DIRECTIONS » Copy out the following lines verbatim.

RECORDED DATA »
------------------------------------------------------------
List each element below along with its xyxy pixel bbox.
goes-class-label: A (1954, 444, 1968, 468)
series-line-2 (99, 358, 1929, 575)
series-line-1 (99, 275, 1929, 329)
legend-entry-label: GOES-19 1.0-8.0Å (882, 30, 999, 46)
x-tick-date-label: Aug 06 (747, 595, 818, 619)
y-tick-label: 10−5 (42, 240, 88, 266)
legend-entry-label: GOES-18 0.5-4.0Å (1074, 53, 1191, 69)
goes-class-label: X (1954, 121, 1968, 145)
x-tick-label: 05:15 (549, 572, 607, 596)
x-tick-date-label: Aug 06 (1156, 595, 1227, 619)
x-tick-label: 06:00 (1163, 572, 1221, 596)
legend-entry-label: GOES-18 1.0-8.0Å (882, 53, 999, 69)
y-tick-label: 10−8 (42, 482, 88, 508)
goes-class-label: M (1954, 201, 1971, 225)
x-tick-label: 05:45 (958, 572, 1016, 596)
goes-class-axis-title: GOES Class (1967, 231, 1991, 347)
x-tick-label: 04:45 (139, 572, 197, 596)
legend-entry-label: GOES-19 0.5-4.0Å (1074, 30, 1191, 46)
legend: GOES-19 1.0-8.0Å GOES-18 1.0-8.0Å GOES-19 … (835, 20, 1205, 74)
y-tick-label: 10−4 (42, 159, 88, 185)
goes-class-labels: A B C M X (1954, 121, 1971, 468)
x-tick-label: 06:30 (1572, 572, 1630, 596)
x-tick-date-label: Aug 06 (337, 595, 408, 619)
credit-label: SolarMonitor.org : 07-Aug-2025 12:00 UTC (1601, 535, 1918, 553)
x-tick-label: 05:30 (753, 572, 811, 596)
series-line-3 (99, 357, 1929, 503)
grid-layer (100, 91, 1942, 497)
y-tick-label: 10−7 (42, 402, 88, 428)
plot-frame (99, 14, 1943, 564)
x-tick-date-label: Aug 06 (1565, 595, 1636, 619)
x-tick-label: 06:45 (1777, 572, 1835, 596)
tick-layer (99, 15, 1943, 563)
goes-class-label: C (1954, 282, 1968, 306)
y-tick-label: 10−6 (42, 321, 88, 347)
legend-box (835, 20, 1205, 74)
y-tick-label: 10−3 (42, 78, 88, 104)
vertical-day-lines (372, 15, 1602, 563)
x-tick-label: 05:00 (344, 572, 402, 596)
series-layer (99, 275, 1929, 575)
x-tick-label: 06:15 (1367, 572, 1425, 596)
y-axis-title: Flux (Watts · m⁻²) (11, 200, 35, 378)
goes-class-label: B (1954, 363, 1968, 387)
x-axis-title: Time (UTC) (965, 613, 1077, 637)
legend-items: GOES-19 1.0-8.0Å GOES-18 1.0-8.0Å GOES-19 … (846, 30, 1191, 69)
------------------------------------------------------------
RESULT FOR THIS TASK »
List each element below along with its xyxy pixel bbox.
goes-class-label: A (1954, 444, 1968, 468)
series-line-2 (99, 358, 1929, 575)
series-line-1 (99, 275, 1929, 329)
legend-entry-label: GOES-19 1.0-8.0Å (882, 30, 999, 46)
x-tick-date-label: Aug 06 (747, 595, 818, 619)
y-tick-label: 10−5 (42, 240, 88, 266)
legend-entry-label: GOES-18 0.5-4.0Å (1074, 53, 1191, 69)
goes-class-label: X (1954, 121, 1968, 145)
x-tick-label: 05:15 (549, 572, 607, 596)
x-tick-date-label: Aug 06 (1156, 595, 1227, 619)
x-tick-label: 06:00 (1163, 572, 1221, 596)
legend-entry-label: GOES-18 1.0-8.0Å (882, 53, 999, 69)
y-tick-label: 10−8 (42, 482, 88, 508)
goes-class-label: M (1954, 201, 1971, 225)
x-tick-label: 05:45 (958, 572, 1016, 596)
goes-class-axis-title: GOES Class (1967, 231, 1991, 347)
x-tick-label: 04:45 (139, 572, 197, 596)
legend-entry-label: GOES-19 0.5-4.0Å (1074, 30, 1191, 46)
legend: GOES-19 1.0-8.0Å GOES-18 1.0-8.0Å GOES-19 … (835, 20, 1205, 74)
y-tick-label: 10−4 (42, 159, 88, 185)
goes-class-labels: A B C M X (1954, 121, 1971, 468)
x-tick-label: 06:30 (1572, 572, 1630, 596)
x-tick-date-label: Aug 06 (337, 595, 408, 619)
credit-label: SolarMonitor.org : 07-Aug-2025 12:00 UTC (1601, 535, 1918, 553)
x-tick-label: 05:30 (753, 572, 811, 596)
series-line-3 (99, 357, 1929, 503)
grid-layer (100, 91, 1942, 497)
y-tick-label: 10−7 (42, 402, 88, 428)
plot-frame (99, 14, 1943, 564)
x-tick-date-label: Aug 06 (1565, 595, 1636, 619)
x-tick-label: 06:45 (1777, 572, 1835, 596)
tick-layer (99, 15, 1943, 563)
goes-class-label: C (1954, 282, 1968, 306)
y-tick-label: 10−6 (42, 321, 88, 347)
legend-box (835, 20, 1205, 74)
y-tick-label: 10−3 (42, 78, 88, 104)
vertical-day-lines (372, 15, 1602, 563)
x-tick-label: 05:00 (344, 572, 402, 596)
series-layer (99, 275, 1929, 575)
x-tick-label: 06:15 (1367, 572, 1425, 596)
y-axis-title: Flux (Watts · m⁻²) (11, 200, 35, 378)
goes-class-label: B (1954, 363, 1968, 387)
x-axis-title: Time (UTC) (965, 613, 1077, 637)
legend-items: GOES-19 1.0-8.0Å GOES-18 1.0-8.0Å GOES-19 … (846, 30, 1191, 69)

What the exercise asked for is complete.